Your goal: Write out the listing below exactly, and omit any images you find in it.

Given information:
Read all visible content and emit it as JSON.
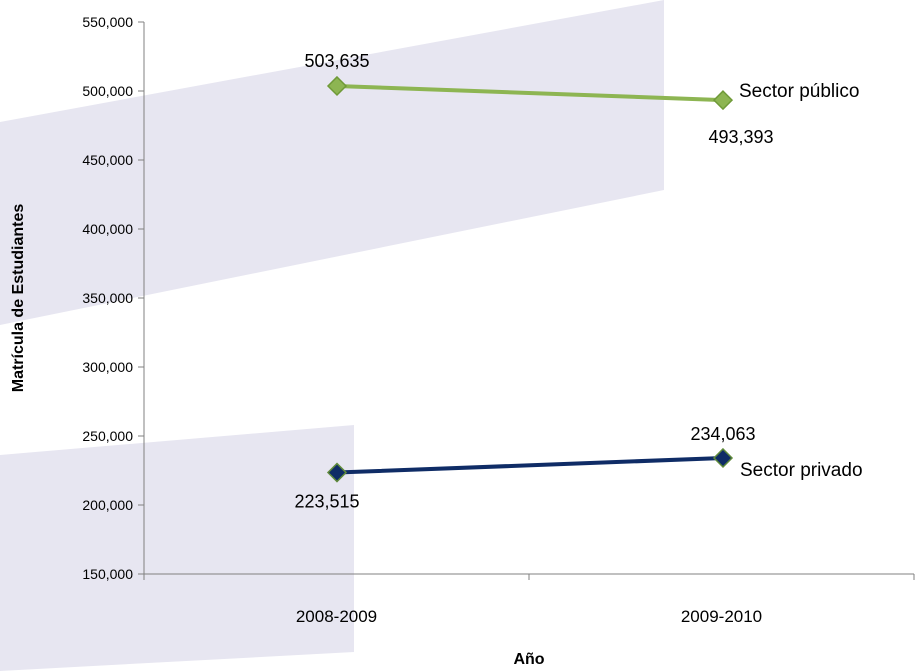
{
  "chart_data": {
    "type": "line",
    "title": "",
    "xlabel": "Año",
    "ylabel": "Matrícula de Estudiantes",
    "categories": [
      "2008-2009",
      "2009-2010"
    ],
    "ylim": [
      150000,
      550000
    ],
    "yticks": [
      150000,
      200000,
      250000,
      300000,
      350000,
      400000,
      450000,
      500000,
      550000
    ],
    "ytick_labels": [
      "150,000",
      "200,000",
      "250,000",
      "300,000",
      "350,000",
      "400,000",
      "450,000",
      "500,000",
      "550,000"
    ],
    "grid": false,
    "series": [
      {
        "name": "Sector público",
        "values": [
          503635,
          493393
        ],
        "labels": [
          "503,635",
          "493,393"
        ],
        "color": "#8db552",
        "marker_edge": "#6f9a38"
      },
      {
        "name": "Sector privado",
        "values": [
          223515,
          234063
        ],
        "labels": [
          "223,515",
          "234,063"
        ],
        "color": "#0f2c66",
        "marker_edge": "#5f8a3a"
      }
    ]
  },
  "colors": {
    "band": "#e7e6f1",
    "axis": "#808080"
  }
}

Answer for the task:
Read all visible content and emit it as JSON.
{
  "chart_data": {
    "type": "line",
    "title": "",
    "xlabel": "Año",
    "ylabel": "Matrícula de Estudiantes",
    "categories": [
      "2008-2009",
      "2009-2010"
    ],
    "ylim": [
      150000,
      550000
    ],
    "yticks": [
      150000,
      200000,
      250000,
      300000,
      350000,
      400000,
      450000,
      500000,
      550000
    ],
    "ytick_labels": [
      "150,000",
      "200,000",
      "250,000",
      "300,000",
      "350,000",
      "400,000",
      "450,000",
      "500,000",
      "550,000"
    ],
    "grid": false,
    "series": [
      {
        "name": "Sector público",
        "values": [
          503635,
          493393
        ],
        "labels": [
          "503,635",
          "493,393"
        ],
        "color": "#8db552",
        "marker_edge": "#6f9a38"
      },
      {
        "name": "Sector privado",
        "values": [
          223515,
          234063
        ],
        "labels": [
          "223,515",
          "234,063"
        ],
        "color": "#0f2c66",
        "marker_edge": "#5f8a3a"
      }
    ]
  },
  "colors": {
    "band": "#e7e6f1",
    "axis": "#808080"
  }
}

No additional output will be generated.